**Brano da leggere**.
_____

Il processo climatico contro Eni è iniziato: al tribunale di Roma la prima udienza della causa promossa da Greenpeace e ReCommon

Le due associazioni ambientaliste chiedono all’azienda di rivedere il proprio piano industriale. Eni: «Accuse totalmente infondate»

È cominciato oggi, venerdì 16 febbraio, il primo contenzioso climatico promosso in Italia contro Eni. Al tribunale di Roma si è svolta la prima udienza della causa intrapresa da Greenpeace e ReCommon contro il colosso italiano dell’energia e dei combustibili fossili. Le due associazioni ambientaliste chiedono al giudice Corrado Cartoni di riconoscere le responsabilità climatiche storiche di Eni e costringere l’azienda a rivedere il suo piano industriale per renderlo coerente con gli impegni presi in sede internazionale. Trattandosi di un processo civile, alla prima udienza di oggi non è successo niente di più di un semplice scambio di note scritte. Ora il giudice avrà trenta giorni per decidere se aprire o no l’istruttoria, ossia quella fase del processo in cui si ascoltano i testimoni e si raccolgono informazioni e dati che possono risultare utili. Se gli elementi presentati finora dalle parti in causa dovessero essere ritenuti sufficienti, si salterebbe direttamente all’udienza conclusiva del processo. «In questo caso, la sentenza potrebbe arrivare a fine 2024. Se invece viene disposta la consulenza d’ufficio, i tempi si dilateranno», spiega a Open Alessandro Gariglio, legale di Greenpeace.

_____

**Dati**.
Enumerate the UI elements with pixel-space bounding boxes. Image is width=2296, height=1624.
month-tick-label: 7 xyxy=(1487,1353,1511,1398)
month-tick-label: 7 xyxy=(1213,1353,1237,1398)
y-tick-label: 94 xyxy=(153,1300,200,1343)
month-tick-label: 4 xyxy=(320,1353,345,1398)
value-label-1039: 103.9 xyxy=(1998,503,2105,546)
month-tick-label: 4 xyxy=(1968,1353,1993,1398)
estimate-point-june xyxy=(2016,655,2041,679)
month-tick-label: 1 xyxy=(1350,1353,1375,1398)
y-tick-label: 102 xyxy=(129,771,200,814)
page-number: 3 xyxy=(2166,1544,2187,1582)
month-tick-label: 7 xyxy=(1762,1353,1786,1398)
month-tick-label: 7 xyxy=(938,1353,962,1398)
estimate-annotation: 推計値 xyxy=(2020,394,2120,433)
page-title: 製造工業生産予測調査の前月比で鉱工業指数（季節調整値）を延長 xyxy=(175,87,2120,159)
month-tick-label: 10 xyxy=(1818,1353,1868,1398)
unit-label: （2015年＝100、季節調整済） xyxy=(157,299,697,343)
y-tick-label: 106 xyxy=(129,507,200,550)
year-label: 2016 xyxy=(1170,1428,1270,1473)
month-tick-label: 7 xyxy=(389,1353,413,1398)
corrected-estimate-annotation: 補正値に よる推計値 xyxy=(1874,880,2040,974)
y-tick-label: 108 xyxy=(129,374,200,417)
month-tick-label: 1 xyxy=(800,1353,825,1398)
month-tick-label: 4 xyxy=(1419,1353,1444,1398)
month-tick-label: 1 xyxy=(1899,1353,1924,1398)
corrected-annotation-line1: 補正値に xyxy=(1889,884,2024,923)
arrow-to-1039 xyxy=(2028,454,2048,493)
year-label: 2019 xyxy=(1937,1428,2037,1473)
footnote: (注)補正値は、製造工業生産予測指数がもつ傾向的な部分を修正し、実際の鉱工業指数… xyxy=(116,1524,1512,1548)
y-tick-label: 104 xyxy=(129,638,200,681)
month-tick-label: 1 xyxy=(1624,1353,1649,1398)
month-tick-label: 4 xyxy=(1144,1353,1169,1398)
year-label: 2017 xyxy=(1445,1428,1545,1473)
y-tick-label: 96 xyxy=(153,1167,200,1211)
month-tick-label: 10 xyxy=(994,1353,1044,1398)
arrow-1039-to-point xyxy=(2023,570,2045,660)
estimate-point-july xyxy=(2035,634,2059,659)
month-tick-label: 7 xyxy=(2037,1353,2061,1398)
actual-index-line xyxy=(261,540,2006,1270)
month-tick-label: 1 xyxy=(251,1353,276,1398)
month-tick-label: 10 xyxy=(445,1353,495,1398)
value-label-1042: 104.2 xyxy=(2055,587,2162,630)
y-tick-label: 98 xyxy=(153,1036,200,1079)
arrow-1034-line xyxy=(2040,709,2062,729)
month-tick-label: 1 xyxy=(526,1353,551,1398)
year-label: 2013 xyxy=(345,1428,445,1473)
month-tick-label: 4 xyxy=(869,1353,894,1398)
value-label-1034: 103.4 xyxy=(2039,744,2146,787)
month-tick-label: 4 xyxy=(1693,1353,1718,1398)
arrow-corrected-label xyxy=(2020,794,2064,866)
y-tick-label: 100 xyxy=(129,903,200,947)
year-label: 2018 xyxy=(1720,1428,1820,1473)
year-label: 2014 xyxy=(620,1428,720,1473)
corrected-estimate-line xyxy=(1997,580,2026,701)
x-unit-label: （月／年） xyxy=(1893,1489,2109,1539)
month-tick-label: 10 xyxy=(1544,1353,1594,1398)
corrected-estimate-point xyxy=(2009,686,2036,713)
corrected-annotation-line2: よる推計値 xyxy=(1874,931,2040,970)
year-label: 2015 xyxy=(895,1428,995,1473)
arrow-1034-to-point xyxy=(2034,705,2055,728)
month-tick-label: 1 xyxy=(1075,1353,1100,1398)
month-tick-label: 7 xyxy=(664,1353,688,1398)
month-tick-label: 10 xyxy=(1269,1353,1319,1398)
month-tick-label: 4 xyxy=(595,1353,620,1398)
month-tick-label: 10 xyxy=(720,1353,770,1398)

_____

**Esercizio proposto A**. Nell'articolo sul processo climatico contro Eni, entro quanti giorni il giudice deve decidere se aprire l'istruttoria?
**Esercizio proposto B**. Prosegui l'articolo sul processo climatico contro Eni a partire dalla citazione finale del legale di Greenpeace.

**Risposta attesa A**. Entro trenta giorni.

**Risposta attesa B**.
Le memorie difensive

Per difendere la propria posizione, Eni si è affidata a due esperti: Carlo Stagnaro, direttore degli studi del think tank liberista Istituto Bruno Leoni, e Stefano Consonni, professore ordinario del dipartimento di Energia del Politecnico di Milano. Greenpeace e ReCommon puntano invece sulla dimostrazione obiettiva delle responsabilità del «Cane a sei zampe» in termini di impatto sul clima. In una ricerca pubblicata nei mesi scorsi, le due associazioni hanno ripescato alcune pubblicazioni prodotte da Eni negli anni Settanta e Ottanta in cui l’azienda, all’epoca interamente sotto il controllo dello Stato, metteva in guardia sui possibili impatti devastanti derivanti dalla combustione dei combustibili fossili.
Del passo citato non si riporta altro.